● TASK BRIEF
Give back the full material, exactly as it reads.

● RECORDS SHOWN
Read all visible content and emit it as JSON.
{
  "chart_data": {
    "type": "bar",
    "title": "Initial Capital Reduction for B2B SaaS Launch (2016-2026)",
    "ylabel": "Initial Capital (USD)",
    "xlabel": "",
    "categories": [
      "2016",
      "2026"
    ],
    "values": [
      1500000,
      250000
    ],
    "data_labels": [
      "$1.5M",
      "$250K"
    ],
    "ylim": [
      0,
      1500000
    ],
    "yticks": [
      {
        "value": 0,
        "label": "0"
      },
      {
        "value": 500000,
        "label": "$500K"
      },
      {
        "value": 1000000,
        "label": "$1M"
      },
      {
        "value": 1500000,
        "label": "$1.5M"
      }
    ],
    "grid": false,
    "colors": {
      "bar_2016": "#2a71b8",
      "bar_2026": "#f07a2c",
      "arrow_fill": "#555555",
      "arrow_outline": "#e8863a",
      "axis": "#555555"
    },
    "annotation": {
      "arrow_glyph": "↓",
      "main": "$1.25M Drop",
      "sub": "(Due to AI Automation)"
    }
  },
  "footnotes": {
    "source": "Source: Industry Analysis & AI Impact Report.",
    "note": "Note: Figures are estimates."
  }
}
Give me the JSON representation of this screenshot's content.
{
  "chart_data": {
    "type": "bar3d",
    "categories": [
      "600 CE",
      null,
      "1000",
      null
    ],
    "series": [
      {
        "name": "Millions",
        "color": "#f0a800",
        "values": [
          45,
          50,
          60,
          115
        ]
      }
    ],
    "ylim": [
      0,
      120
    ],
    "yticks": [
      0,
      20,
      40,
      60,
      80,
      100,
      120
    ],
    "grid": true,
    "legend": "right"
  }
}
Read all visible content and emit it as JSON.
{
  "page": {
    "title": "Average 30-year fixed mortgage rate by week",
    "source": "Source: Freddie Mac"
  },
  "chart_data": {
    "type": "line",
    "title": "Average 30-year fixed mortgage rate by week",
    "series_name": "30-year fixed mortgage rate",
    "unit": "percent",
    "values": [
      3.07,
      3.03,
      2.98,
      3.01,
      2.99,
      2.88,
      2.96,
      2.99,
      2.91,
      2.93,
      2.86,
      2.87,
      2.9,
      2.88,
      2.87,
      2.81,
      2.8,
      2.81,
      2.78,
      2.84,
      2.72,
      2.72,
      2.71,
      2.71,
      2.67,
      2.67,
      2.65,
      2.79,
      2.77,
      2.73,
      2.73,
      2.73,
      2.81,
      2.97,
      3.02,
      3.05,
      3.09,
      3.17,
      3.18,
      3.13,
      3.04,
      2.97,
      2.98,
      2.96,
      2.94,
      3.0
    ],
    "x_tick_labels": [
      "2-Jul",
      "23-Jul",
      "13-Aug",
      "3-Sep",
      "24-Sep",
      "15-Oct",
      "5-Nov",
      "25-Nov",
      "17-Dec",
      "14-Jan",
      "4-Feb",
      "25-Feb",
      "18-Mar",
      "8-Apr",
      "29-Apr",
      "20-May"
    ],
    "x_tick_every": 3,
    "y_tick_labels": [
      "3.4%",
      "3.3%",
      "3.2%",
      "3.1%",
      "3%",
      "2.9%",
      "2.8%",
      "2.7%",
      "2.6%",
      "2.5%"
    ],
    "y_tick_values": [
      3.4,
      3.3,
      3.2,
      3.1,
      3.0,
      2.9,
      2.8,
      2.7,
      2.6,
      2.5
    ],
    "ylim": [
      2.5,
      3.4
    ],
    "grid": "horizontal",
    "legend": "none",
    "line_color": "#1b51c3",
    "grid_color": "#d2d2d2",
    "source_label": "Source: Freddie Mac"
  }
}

● EXERCISE RESPONSE
Read all visible content and emit it as JSON.
{
  "chart_data": {
    "type": "bar",
    "title": "Initial Capital Reduction for B2B SaaS Launch (2016-2026)",
    "ylabel": "Initial Capital (USD)",
    "xlabel": "",
    "categories": [
      "2016",
      "2026"
    ],
    "values": [
      1500000,
      250000
    ],
    "data_labels": [
      "$1.5M",
      "$250K"
    ],
    "ylim": [
      0,
      1500000
    ],
    "yticks": [
      {
        "value": 0,
        "label": "0"
      },
      {
        "value": 500000,
        "label": "$500K"
      },
      {
        "value": 1000000,
        "label": "$1M"
      },
      {
        "value": 1500000,
        "label": "$1.5M"
      }
    ],
    "grid": false,
    "colors": {
      "bar_2016": "#2a71b8",
      "bar_2026": "#f07a2c",
      "arrow_fill": "#555555",
      "arrow_outline": "#e8863a",
      "axis": "#555555"
    },
    "annotation": {
      "arrow_glyph": "↓",
      "main": "$1.25M Drop",
      "sub": "(Due to AI Automation)"
    }
  },
  "footnotes": {
    "source": "Source: Industry Analysis & AI Impact Report.",
    "note": "Note: Figures are estimates."
  }
}
Give me the JSON representation of this screenshot's content.
{
  "chart_data": {
    "type": "bar3d",
    "categories": [
      "600 CE",
      null,
      "1000",
      null
    ],
    "series": [
      {
        "name": "Millions",
        "color": "#f0a800",
        "values": [
          45,
          50,
          60,
          115
        ]
      }
    ],
    "ylim": [
      0,
      120
    ],
    "yticks": [
      0,
      20,
      40,
      60,
      80,
      100,
      120
    ],
    "grid": true,
    "legend": "right"
  }
}
Read all visible content and emit it as JSON.
{
  "page": {
    "title": "Average 30-year fixed mortgage rate by week",
    "source": "Source: Freddie Mac"
  },
  "chart_data": {
    "type": "line",
    "title": "Average 30-year fixed mortgage rate by week",
    "series_name": "30-year fixed mortgage rate",
    "unit": "percent",
    "values": [
      3.07,
      3.03,
      2.98,
      3.01,
      2.99,
      2.88,
      2.96,
      2.99,
      2.91,
      2.93,
      2.86,
      2.87,
      2.9,
      2.88,
      2.87,
      2.81,
      2.8,
      2.81,
      2.78,
      2.84,
      2.72,
      2.72,
      2.71,
      2.71,
      2.67,
      2.67,
      2.65,
      2.79,
      2.77,
      2.73,
      2.73,
      2.73,
      2.81,
      2.97,
      3.02,
      3.05,
      3.09,
      3.17,
      3.18,
      3.13,
      3.04,
      2.97,
      2.98,
      2.96,
      2.94,
      3.0
    ],
    "x_tick_labels": [
      "2-Jul",
      "23-Jul",
      "13-Aug",
      "3-Sep",
      "24-Sep",
      "15-Oct",
      "5-Nov",
      "25-Nov",
      "17-Dec",
      "14-Jan",
      "4-Feb",
      "25-Feb",
      "18-Mar",
      "8-Apr",
      "29-Apr",
      "20-May"
    ],
    "x_tick_every": 3,
    "y_tick_labels": [
      "3.4%",
      "3.3%",
      "3.2%",
      "3.1%",
      "3%",
      "2.9%",
      "2.8%",
      "2.7%",
      "2.6%",
      "2.5%"
    ],
    "y_tick_values": [
      3.4,
      3.3,
      3.2,
      3.1,
      3.0,
      2.9,
      2.8,
      2.7,
      2.6,
      2.5
    ],
    "ylim": [
      2.5,
      3.4
    ],
    "grid": "horizontal",
    "legend": "none",
    "line_color": "#1b51c3",
    "grid_color": "#d2d2d2",
    "source_label": "Source: Freddie Mac"
  }
}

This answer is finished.